=== Data for the task ===
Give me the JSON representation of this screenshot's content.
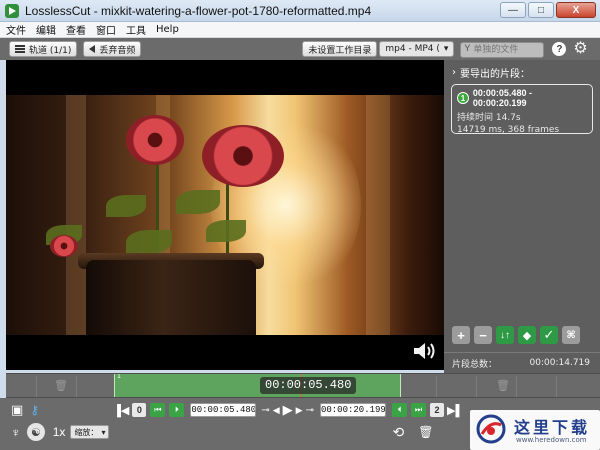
{
  "window": {
    "title": "LosslessCut - mixkit-watering-a-flower-pot-1780-reformatted.mp4",
    "controls": {
      "minimize": "—",
      "maximize": "□",
      "close": "X"
    }
  },
  "menu": {
    "items": [
      "文件",
      "编辑",
      "查看",
      "窗口",
      "工具",
      "Help"
    ]
  },
  "toolbar": {
    "tracks_label": "轨道 (1/1)",
    "discard_audio_label": "丢弃音频",
    "working_dir_label": "未设置工作目录",
    "format_label": "mp4 - MP4 (",
    "search_placeholder": "单独的文件",
    "help_label": "?"
  },
  "side_panel": {
    "title": "要导出的片段：",
    "segment": {
      "index": "1",
      "range": "00:00:05.480 - 00:00:20.199",
      "duration_label": "持续时间 14.7s",
      "frames_label": "14719 ms, 368 frames"
    },
    "footer_label": "片段总数：",
    "footer_total": "00:00:14.719"
  },
  "timeline": {
    "current_time": "00:00:05.480",
    "segment_label": "1"
  },
  "controls": {
    "segment_start_num": "0",
    "start_time": "00:00:05.480",
    "end_time": "00:00:20.199",
    "segment_end_num": "2",
    "speed_label": "1x",
    "zoom_label": "缩放："
  },
  "watermark": {
    "title": "这里下载",
    "url": "www.heredown.com"
  },
  "colors": {
    "accent_green": "#3aa345",
    "segment_green": "#5ea35e",
    "panel_grey": "#5e5e5e"
  },
  "icons": [
    "hamburger-icon",
    "speaker-icon",
    "search-icon",
    "help-icon",
    "gear-icon",
    "volume-icon",
    "trash-icon",
    "play-icon",
    "key-icon",
    "rotate-icon",
    "camera-icon"
  ]
}
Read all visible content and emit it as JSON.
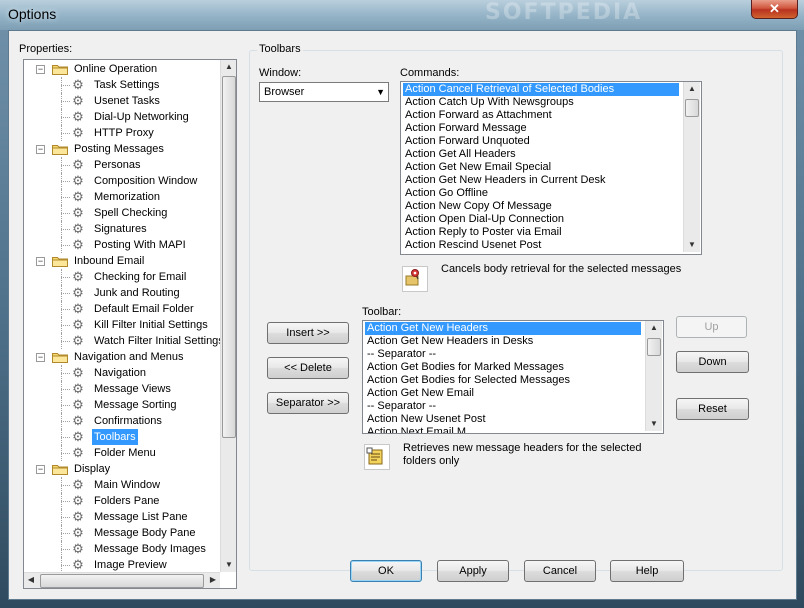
{
  "window": {
    "title": "Options",
    "watermark": "SOFTPEDIA",
    "close_glyph": "✕"
  },
  "properties": {
    "label": "Properties:",
    "tree": [
      {
        "text": "Online Operation",
        "level": 0,
        "type": "folder"
      },
      {
        "text": "Task Settings",
        "level": 1,
        "type": "gear"
      },
      {
        "text": "Usenet Tasks",
        "level": 1,
        "type": "gear"
      },
      {
        "text": "Dial-Up Networking",
        "level": 1,
        "type": "gear"
      },
      {
        "text": "HTTP Proxy",
        "level": 1,
        "type": "gear"
      },
      {
        "text": "Posting Messages",
        "level": 0,
        "type": "folder"
      },
      {
        "text": "Personas",
        "level": 1,
        "type": "gear"
      },
      {
        "text": "Composition Window",
        "level": 1,
        "type": "gear"
      },
      {
        "text": "Memorization",
        "level": 1,
        "type": "gear"
      },
      {
        "text": "Spell Checking",
        "level": 1,
        "type": "gear"
      },
      {
        "text": "Signatures",
        "level": 1,
        "type": "gear"
      },
      {
        "text": "Posting With MAPI",
        "level": 1,
        "type": "gear"
      },
      {
        "text": "Inbound Email",
        "level": 0,
        "type": "folder"
      },
      {
        "text": "Checking for Email",
        "level": 1,
        "type": "gear"
      },
      {
        "text": "Junk and Routing",
        "level": 1,
        "type": "gear"
      },
      {
        "text": "Default Email Folder",
        "level": 1,
        "type": "gear"
      },
      {
        "text": "Kill Filter Initial Settings",
        "level": 1,
        "type": "gear"
      },
      {
        "text": "Watch Filter Initial Settings",
        "level": 1,
        "type": "gear"
      },
      {
        "text": "Navigation and Menus",
        "level": 0,
        "type": "folder"
      },
      {
        "text": "Navigation",
        "level": 1,
        "type": "gear"
      },
      {
        "text": "Message Views",
        "level": 1,
        "type": "gear"
      },
      {
        "text": "Message Sorting",
        "level": 1,
        "type": "gear"
      },
      {
        "text": "Confirmations",
        "level": 1,
        "type": "gear"
      },
      {
        "text": "Toolbars",
        "level": 1,
        "type": "gear",
        "selected": true
      },
      {
        "text": "Folder Menu",
        "level": 1,
        "type": "gear"
      },
      {
        "text": "Display",
        "level": 0,
        "type": "folder"
      },
      {
        "text": "Main Window",
        "level": 1,
        "type": "gear"
      },
      {
        "text": "Folders Pane",
        "level": 1,
        "type": "gear"
      },
      {
        "text": "Message List Pane",
        "level": 1,
        "type": "gear"
      },
      {
        "text": "Message Body Pane",
        "level": 1,
        "type": "gear"
      },
      {
        "text": "Message Body Images",
        "level": 1,
        "type": "gear"
      },
      {
        "text": "Image Preview",
        "level": 1,
        "type": "gear"
      }
    ]
  },
  "toolbars": {
    "group_title": "Toolbars",
    "window_label": "Window:",
    "window_value": "Browser",
    "commands_label": "Commands:",
    "commands": [
      "Action Cancel Retrieval of Selected Bodies",
      "Action Catch Up With Newsgroups",
      "Action Forward as Attachment",
      "Action Forward Message",
      "Action Forward Unquoted",
      "Action Get All Headers",
      "Action Get New Email Special",
      "Action Get New Headers in Current Desk",
      "Action Go Offline",
      "Action New Copy Of Message",
      "Action Open Dial-Up Connection",
      "Action Reply to Poster via Email",
      "Action Rescind Usenet Post"
    ],
    "commands_selected": 0,
    "command_description": "Cancels body retrieval for the selected messages",
    "toolbar_label": "Toolbar:",
    "toolbar_items": [
      "Action Get New Headers",
      "Action Get New Headers in Desks",
      "-- Separator --",
      "Action Get Bodies for Marked Messages",
      "Action Get Bodies for Selected Messages",
      "Action Get New Email",
      "-- Separator --",
      "Action New Usenet Post",
      "Action Next Email M..."
    ],
    "toolbar_selected": 0,
    "toolbar_description": "Retrieves new message headers for the selected folders only",
    "insert_label": "Insert >>",
    "delete_label": "<< Delete",
    "separator_label": "Separator >>",
    "up_label": "Up",
    "down_label": "Down",
    "reset_label": "Reset"
  },
  "footer": {
    "ok_label": "OK",
    "apply_label": "Apply",
    "cancel_label": "Cancel",
    "help_label": "Help"
  },
  "colors": {
    "selection": "#3399ff",
    "dialog_bg": "#f0f0f0",
    "list_border": "#828790"
  }
}
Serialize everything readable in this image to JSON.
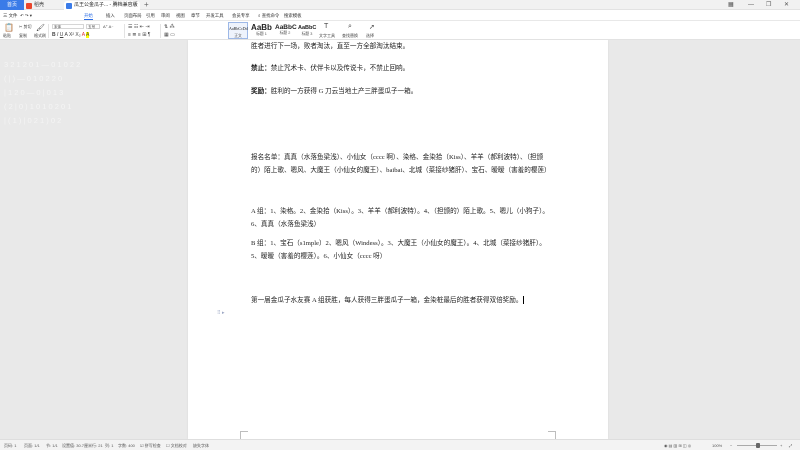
{
  "tabs": {
    "home": "首页",
    "straw": "稻壳",
    "doc": "瓜王公金瓜子... - 腾档兼容版",
    "new_tab": "+"
  },
  "window": {
    "minimize": "—",
    "restore": "❐",
    "close": "✕"
  },
  "menu": {
    "file": "三 文件",
    "items": [
      "开始",
      "插入",
      "页面布局",
      "引用",
      "审阅",
      "视图",
      "章节",
      "开发工具",
      "会员专享"
    ],
    "search": "查找命令",
    "search2": "搜索模板",
    "upgrade": "立即登录",
    "share": "分享"
  },
  "ribbon": {
    "paste": "粘贴",
    "cut": "剪切",
    "copy": "复制",
    "format_painter": "格式刷",
    "font_name": "宋体",
    "font_size": "五号",
    "styles": [
      {
        "sample": "AaBbCcDd",
        "name": "正文"
      },
      {
        "sample": "AaBb",
        "name": "标题 1"
      },
      {
        "sample": "AaBbC",
        "name": "标题 2"
      },
      {
        "sample": "AaBbC",
        "name": "标题 3"
      }
    ],
    "text_tools": "文字工具",
    "find_replace": "查找替换",
    "select": "选择"
  },
  "document": {
    "line1": "胜者进行下一场，败者淘汰，直至一方全部淘汰结束。",
    "ban_label": "禁止：",
    "ban_text": "禁止咒术卡、伏伴卡以及传说卡，不禁止回响。",
    "reward_label": "奖励：",
    "reward_text": "胜利的一方获得 G 刀云当地土产三胖蛋瓜子一箱。",
    "roster": "报名名单：真真（水落鱼梁浅）、小仙女（cccc 啊）、染格、金染拾（Kiss）、羊羊（郝利波特）、（担颁的）陌上歌、嗯风、大魔王（小仙女的魔王）、baibai、北城（菜接纱猪肝）、宝石、暧暧（害羞的樱莲）",
    "group_a": "A 组：1、染格。2、金染拾（Kiss）。3、羊羊（郝利波特）。4、（担颁的）陌上歌。5、嗯儿（小狗子）。6、真真（水落鱼梁浅）",
    "group_b": "B 组：1、宝石（s1mple）2、嗯风（Windess）。3、大魔王（小仙女的魔王）。4、北城（菜接纱猪肝）。5、暧暧（害羞的樱莲）。6、小仙女（cccc 呀）",
    "final": "第一届金瓜子水友赛 A 组获胜，每人获得三胖蛋瓜子一箱，金染桩最后的胜者获得双倍奖励。"
  },
  "status": {
    "page": "页码: 1",
    "pages": "页面: 1/1",
    "section": "节: 1/1",
    "position": "设置值: 30.7厘米",
    "line": "行: 21",
    "col": "列: 1",
    "words": "字数: 400",
    "spell": "拼写检查",
    "doc_check": "文档校对",
    "missing_font": "缺失字体",
    "zoom": "100%"
  }
}
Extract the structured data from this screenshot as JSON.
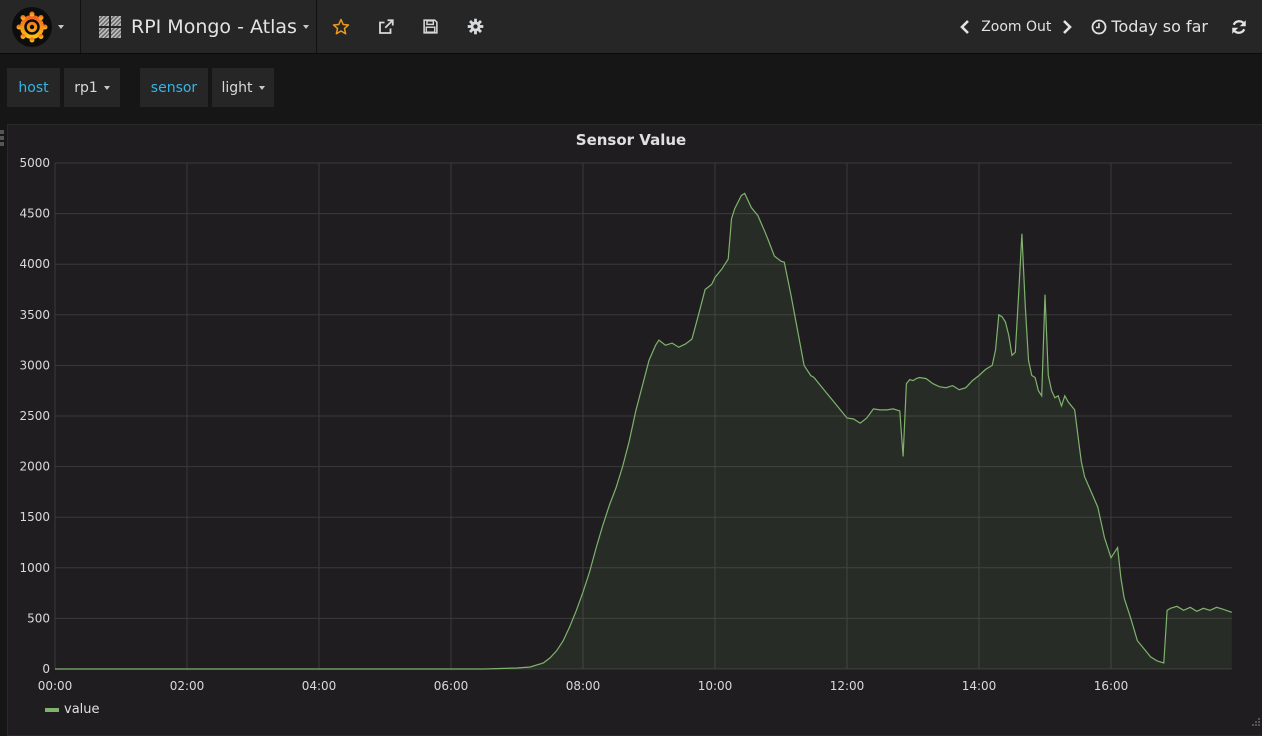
{
  "navbar": {
    "dashboard_title": "RPI Mongo - Atlas",
    "icons": [
      "grafana-logo-icon",
      "star-icon",
      "share-icon",
      "save-icon",
      "gear-icon"
    ],
    "zoom_out_label": "Zoom Out",
    "time_range_label": "Today so far",
    "colors": {
      "star": "#eb9b1e",
      "logo_outer": "#f05a28",
      "logo_inner": "#fbca0a"
    }
  },
  "template_variables": [
    {
      "label": "host",
      "value": "rp1"
    },
    {
      "label": "sensor",
      "value": "light"
    }
  ],
  "panel": {
    "title": "Sensor Value",
    "legend": [
      {
        "name": "value",
        "color": "#7eb26d"
      }
    ]
  },
  "chart_data": {
    "type": "area",
    "title": "Sensor Value",
    "xlabel": "",
    "ylabel": "",
    "x_unit": "hours since 00:00",
    "xlim": [
      0,
      17.83
    ],
    "ylim": [
      0,
      5000
    ],
    "xticks": [
      "00:00",
      "02:00",
      "04:00",
      "06:00",
      "08:00",
      "10:00",
      "12:00",
      "14:00",
      "16:00"
    ],
    "yticks": [
      "0",
      "500",
      "1000",
      "1500",
      "2000",
      "2500",
      "3000",
      "3500",
      "4000",
      "4500",
      "5000"
    ],
    "grid": true,
    "legend_position": "bottom-left",
    "series": [
      {
        "name": "value",
        "color": "#7eb26d",
        "x": [
          0,
          1,
          2,
          3,
          4,
          5,
          6,
          6.5,
          7,
          7.2,
          7.4,
          7.5,
          7.6,
          7.7,
          7.8,
          7.9,
          8.0,
          8.1,
          8.2,
          8.3,
          8.4,
          8.5,
          8.6,
          8.7,
          8.8,
          8.9,
          9.0,
          9.1,
          9.15,
          9.25,
          9.35,
          9.45,
          9.55,
          9.65,
          9.75,
          9.85,
          9.95,
          10.0,
          10.1,
          10.2,
          10.25,
          10.3,
          10.4,
          10.45,
          10.55,
          10.65,
          10.75,
          10.8,
          10.9,
          11.0,
          11.05,
          11.15,
          11.25,
          11.35,
          11.45,
          11.5,
          11.6,
          11.7,
          11.8,
          11.9,
          12.0,
          12.1,
          12.2,
          12.3,
          12.4,
          12.5,
          12.6,
          12.7,
          12.8,
          12.85,
          12.9,
          12.95,
          13.0,
          13.05,
          13.1,
          13.2,
          13.3,
          13.4,
          13.5,
          13.6,
          13.7,
          13.8,
          13.9,
          14.0,
          14.1,
          14.2,
          14.25,
          14.3,
          14.35,
          14.4,
          14.45,
          14.5,
          14.55,
          14.6,
          14.65,
          14.7,
          14.75,
          14.8,
          14.85,
          14.9,
          14.95,
          15.0,
          15.05,
          15.1,
          15.15,
          15.2,
          15.25,
          15.3,
          15.35,
          15.4,
          15.45,
          15.5,
          15.55,
          15.6,
          15.7,
          15.8,
          15.9,
          16.0,
          16.1,
          16.15,
          16.2,
          16.3,
          16.4,
          16.5,
          16.6,
          16.7,
          16.8,
          16.85,
          16.9,
          17.0,
          17.1,
          17.2,
          17.3,
          17.4,
          17.5,
          17.6,
          17.7,
          17.83
        ],
        "values": [
          0,
          0,
          0,
          0,
          0,
          0,
          0,
          0,
          10,
          20,
          60,
          110,
          180,
          280,
          420,
          580,
          760,
          960,
          1200,
          1420,
          1620,
          1790,
          2000,
          2250,
          2550,
          2800,
          3050,
          3200,
          3250,
          3200,
          3220,
          3180,
          3210,
          3260,
          3500,
          3750,
          3800,
          3870,
          3950,
          4050,
          4450,
          4550,
          4680,
          4700,
          4560,
          4480,
          4330,
          4250,
          4080,
          4030,
          4020,
          3700,
          3350,
          3000,
          2900,
          2880,
          2800,
          2720,
          2640,
          2560,
          2480,
          2470,
          2430,
          2480,
          2570,
          2560,
          2560,
          2570,
          2550,
          2100,
          2820,
          2860,
          2850,
          2870,
          2880,
          2870,
          2820,
          2790,
          2780,
          2800,
          2760,
          2780,
          2850,
          2900,
          2960,
          3000,
          3150,
          3500,
          3480,
          3430,
          3300,
          3100,
          3130,
          3700,
          4300,
          3600,
          3050,
          2900,
          2880,
          2750,
          2700,
          3700,
          2900,
          2750,
          2680,
          2700,
          2600,
          2700,
          2640,
          2600,
          2560,
          2300,
          2050,
          1900,
          1750,
          1600,
          1300,
          1100,
          1200,
          900,
          700,
          500,
          280,
          200,
          120,
          80,
          60,
          580,
          600,
          620,
          580,
          610,
          570,
          600,
          580,
          610,
          590,
          560
        ]
      }
    ]
  }
}
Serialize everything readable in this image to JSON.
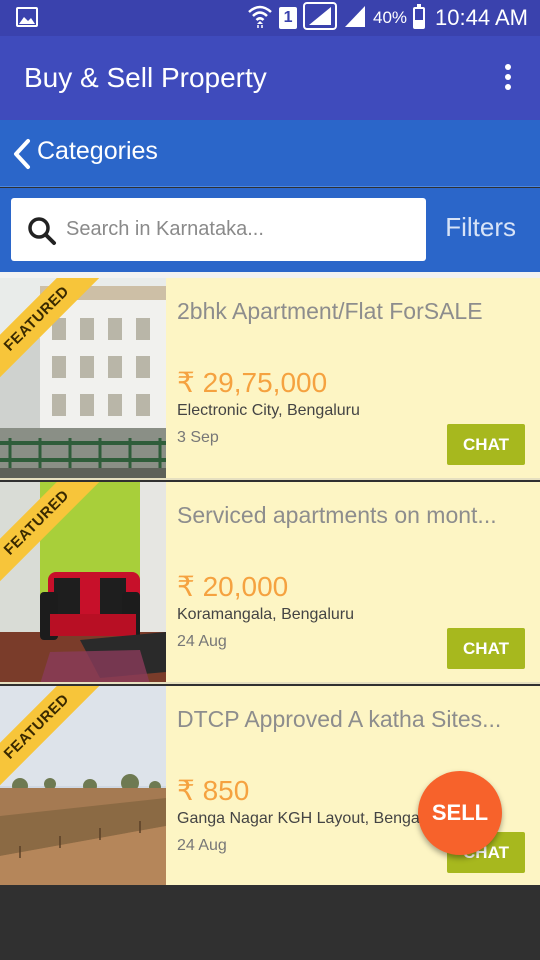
{
  "status_bar": {
    "sim_slot": "1",
    "battery": "40%",
    "battery_level": 0.4,
    "time": "10:44 AM",
    "icons": [
      "gallery-icon",
      "wifi-icon",
      "signal-icon",
      "battery-icon"
    ]
  },
  "app_bar": {
    "title": "Buy & Sell Property",
    "menu_icon": "more-vert-icon"
  },
  "categories": {
    "label": "Categories",
    "back_icon": "chevron-left-icon"
  },
  "search": {
    "placeholder": "Search in Karnataka...",
    "value": "",
    "filters_label": "Filters"
  },
  "listings": [
    {
      "badge": "FEATURED",
      "title": "2bhk Apartment/Flat ForSALE",
      "price": "₹ 29,75,000",
      "location": "Electronic City, Bengaluru",
      "date": "3 Sep",
      "chat_label": "CHAT"
    },
    {
      "badge": "FEATURED",
      "title": "Serviced apartments on mont...",
      "price": "₹ 20,000",
      "location": "Koramangala, Bengaluru",
      "date": "24 Aug",
      "chat_label": "CHAT"
    },
    {
      "badge": "FEATURED",
      "title": "DTCP Approved A katha Sites...",
      "price": "₹ 850",
      "location": "Ganga Nagar KGH Layout, Benga",
      "date": "24 Aug",
      "chat_label": "CHAT"
    }
  ],
  "fab": {
    "label": "SELL"
  },
  "colors": {
    "status_bar": "#3a42ad",
    "app_bar": "#3f4bbc",
    "search_area": "#2b66c9",
    "listing_bg": "#fdf5c4",
    "price": "#f5a240",
    "chat_button": "#a7b81e",
    "fab": "#f7622b",
    "ribbon": "#f7c53a"
  }
}
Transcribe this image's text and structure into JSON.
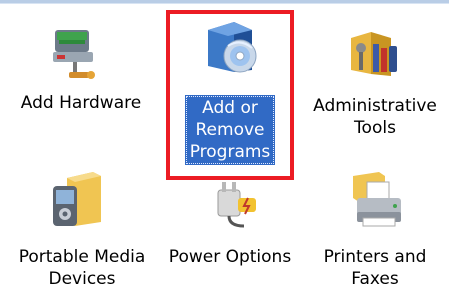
{
  "panel": {
    "items": [
      {
        "label": "Add Hardware",
        "icon": "add-hardware-icon"
      },
      {
        "label_lines": [
          "Add or",
          "Remove",
          "Programs"
        ],
        "icon": "add-remove-programs-icon",
        "selected": true
      },
      {
        "label_lines": [
          "Administrative",
          "Tools"
        ],
        "icon": "administrative-tools-icon"
      },
      {
        "label_lines": [
          "Portable Media",
          "Devices"
        ],
        "icon": "portable-media-devices-icon"
      },
      {
        "label": "Power Options",
        "icon": "power-options-icon"
      },
      {
        "label_lines": [
          "Printers and",
          "Faxes"
        ],
        "icon": "printers-and-faxes-icon"
      }
    ]
  },
  "colors": {
    "selection": "#316ac5",
    "callout_border": "#ec1c24"
  }
}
===
Take each line of the material that contains the word "Settings" and list it.

Written response =
        "text": "Task Settings",
        "text": "Kill Filter Initial Settings",
        "text": "Watch Filter Initial Settings",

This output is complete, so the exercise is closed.